**Supplied text**
6speed gets the R33 after I toast Squidboy in every which way, I figure he deserves it more.


----------



## kismetcapitan (Nov 25, 2005)

btw, I'm enrolling with a domestic membership as I'll be flying in to attend events....or at least, THIS event!


----------



## bkvj (Feb 13, 2006)

kismetcapitan said:


> 6speed gets the R33 after I toast Squidboy in every which way, I figure he deserves it more.


i think you should give it to him, BUT he does require to make atleast one hilarious thread a week...And said thread must be genuine aswell (eg it must be something like the infamous 'girlfriend - what shall i do' thread or the 'nurburgring guide' thread).
:chuckle: 
if he cant keep to those rules, you get the car back, you can sell it and make your R32 even sweeter...


----------



## kismetcapitan (Nov 25, 2005)

btw, my challenge still stands to airlift my car in and race for slips, and so far as I can interpret, the excuse not to has been "cost of fuel and tires".

Since you're that skint, I'll buy the race fuel for your car. I'll run on pump gas. I'll put new heat-cycled Yoko A048s on your wheels. I'll use the street Kumho Ecsta SPTs that are currently on my car and have seen 10K km.

And no, you don't get to keep the tires after I take your car off you. Well, you can keep your old ones.

And if you don't think I'm dead fooking serious, call me out, bring it on, sign the deal, and it WILL happen. I'm sure a tired, beat old R32 driven by an "azn r!cer" with "amateur tuning" will be no match for you.

Annotated element entries:
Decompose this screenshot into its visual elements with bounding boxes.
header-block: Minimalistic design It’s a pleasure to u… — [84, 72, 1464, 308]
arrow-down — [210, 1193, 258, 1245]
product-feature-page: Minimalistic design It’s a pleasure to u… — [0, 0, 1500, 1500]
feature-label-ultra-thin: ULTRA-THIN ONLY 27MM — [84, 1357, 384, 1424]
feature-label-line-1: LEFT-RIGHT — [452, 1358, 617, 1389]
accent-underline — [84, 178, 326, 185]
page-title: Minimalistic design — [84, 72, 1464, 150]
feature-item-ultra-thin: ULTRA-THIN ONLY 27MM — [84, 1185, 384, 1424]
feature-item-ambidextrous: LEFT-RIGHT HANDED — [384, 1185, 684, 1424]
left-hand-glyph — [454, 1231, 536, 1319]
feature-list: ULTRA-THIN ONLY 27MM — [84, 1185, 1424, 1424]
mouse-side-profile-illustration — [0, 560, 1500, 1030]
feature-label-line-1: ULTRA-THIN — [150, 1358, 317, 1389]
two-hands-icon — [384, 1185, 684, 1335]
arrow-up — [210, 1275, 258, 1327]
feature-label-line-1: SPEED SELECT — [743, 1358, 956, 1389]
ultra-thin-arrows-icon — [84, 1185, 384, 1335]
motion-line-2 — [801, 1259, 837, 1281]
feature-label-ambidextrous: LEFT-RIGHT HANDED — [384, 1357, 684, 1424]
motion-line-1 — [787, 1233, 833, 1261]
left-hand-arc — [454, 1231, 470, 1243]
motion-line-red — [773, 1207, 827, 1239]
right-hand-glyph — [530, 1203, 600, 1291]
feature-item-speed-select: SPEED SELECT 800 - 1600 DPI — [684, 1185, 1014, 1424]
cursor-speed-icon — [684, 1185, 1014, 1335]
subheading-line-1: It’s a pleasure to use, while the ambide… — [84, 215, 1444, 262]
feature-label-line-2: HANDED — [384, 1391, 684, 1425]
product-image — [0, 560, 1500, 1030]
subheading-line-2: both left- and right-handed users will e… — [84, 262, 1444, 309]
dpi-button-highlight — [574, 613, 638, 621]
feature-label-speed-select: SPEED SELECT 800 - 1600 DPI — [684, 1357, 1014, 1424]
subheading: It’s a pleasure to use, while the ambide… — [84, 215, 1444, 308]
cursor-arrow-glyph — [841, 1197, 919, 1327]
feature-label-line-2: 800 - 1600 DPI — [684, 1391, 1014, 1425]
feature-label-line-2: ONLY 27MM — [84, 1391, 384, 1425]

**Requirements**
Continue the forum thread about the R32 racing challenge, starting after its final post.

**Answer to this task**
Here are this year's track days:
11th & 12th May - Nurburgring & Spa 
27th June Croft
12th July Castle Combe
23rd Aug Silverstone
24th Oct Cadwell Park
14th Nov Oulton Park

GTROC membership required...oh, but does that mean you can't afford the 45 quid, seeing as petrol itself is too dear for you?


----------



## kismetcapitan (Nov 25, 2005)




----------



## goghat (May 13, 2007)

this is ace. why not just have a fight. i,ll be ref. sid would'nd need to spend anything, other than getting to the event. i'll provide the gloves. boxing or mma type gloves. love it, going have this thread as my homepage:smokin:


----------



## mifn21 (Mar 19, 2007)

I've actually just paid up for a years membership so I can watch this


----------



## kismetcapitan (Nov 25, 2005)

I'd actually call him out for a duel, but I think flintlock pistols are hard to come by these days. Racing for slips is all we can manage in this day and age - put up or shut up.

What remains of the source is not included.